Check every line of the material below for the string "中标候选人名称", and return the ones that have it.

— Start Entries —

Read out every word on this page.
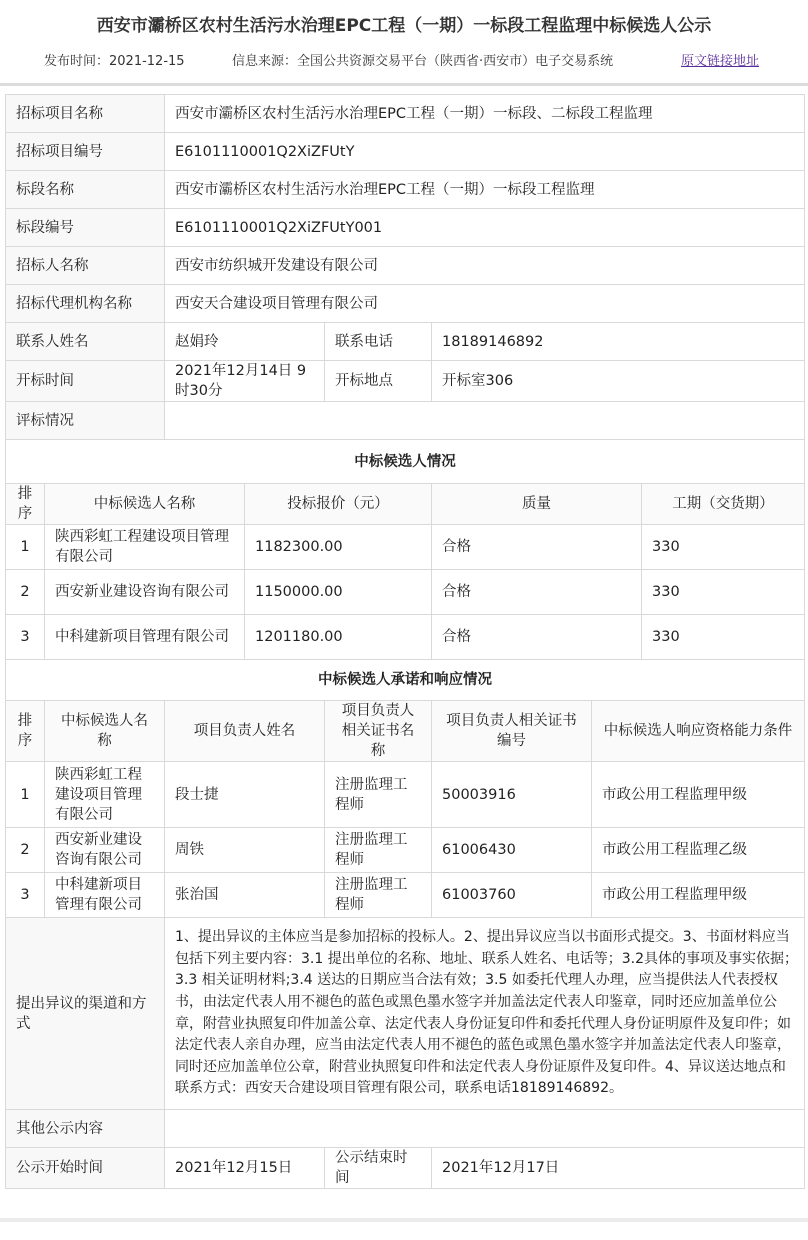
西安市灞桥区农村生活污水治理EPC工程（一期）一标段工程监理中标候选人公示
发布时间：2021-12-15	信息来源：全国公共资源交易平台（陕西省·西安市）电子交易系统	原文链接地址
招标项目名称		西安市灞桥区农村生活污水治理EPC工程（一期）一标段、二标段工程监理					
招标项目编号		E6101110001Q2XiZFUtY					
标段名称		西安市灞桥区农村生活污水治理EPC工程（一期）一标段工程监理					
标段编号		E6101110001Q2XiZFUtY001					
招标人名称		西安市纺织城开发建设有限公司					
招标代理机构名称		西安天合建设项目管理有限公司					
联系人姓名		赵娟玲		联系电话	18189146892		
开标时间		2021年12月14日 9时30分		开标地点	开标室306		
评标情况							
中标候选人情况							
排序	中标候选人名称		投标报价（元）		质量		工期（交货期）
1	陕西彩虹工程建设项目管理有限公司		1182300.00		合格		330
2	西安新业建设咨询有限公司		1150000.00		合格		330
3	中科建新项目管理有限公司		1201180.00		合格		330
中标候选人承诺和响应情况							
排序	中标候选人名称	项目负责人姓名		项目负责人相关证书名称	项目负责人相关证书编号	中标候选人响应资格能力条件	
1	陕西彩虹工程建设项目管理有限公司	段士捷		注册监理工程师	50003916	市政公用工程监理甲级	
2	西安新业建设咨询有限公司	周铁		注册监理工程师	61006430	市政公用工程监理乙级	
3	中科建新项目管理有限公司	张治国		注册监理工程师	61003760	市政公用工程监理甲级	
提出异议的渠道和方式		1、提出异议的主体应当是参加招标的投标人。2、提出异议应当以书面形式提交。3、书面材料应当包括下列主要内容：3.1 提出单位的名称、地址、联系人姓名、电话等；3.2具体的事项及事实依据；3.3 相关证明材料;3.4 送达的日期应当合法有效；3.5 如委托代理人办理，应当提供法人代表授权书，由法定代表人用不褪色的蓝色或黑色墨水签字并加盖法定代表人印鉴章，同时还应加盖单位公章，附营业执照复印件加盖公章、法定代表人身份证复印件和委托代理人身份证明原件及复印件；如法定代表人亲自办理，应当由法定代表人用不褪色的蓝色或黑色墨水签字并加盖法定代表人印鉴章，同时还应加盖单位公章，附营业执照复印件和法定代表人身份证原件及复印件。4、异议送达地点和联系方式：西安天合建设项目管理有限公司，联系电话18189146892。					
其他公示内容							
公示开始时间		2021年12月15日		公示结束时间	2021年12月17日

— End Entries —

Task answer ::
排序	中标候选人名称		投标报价（元）		质量		工期（交货期）
排序	中标候选人名称	项目负责人姓名		项目负责人相关证书名称	项目负责人相关证书编号	中标候选人响应资格能力条件	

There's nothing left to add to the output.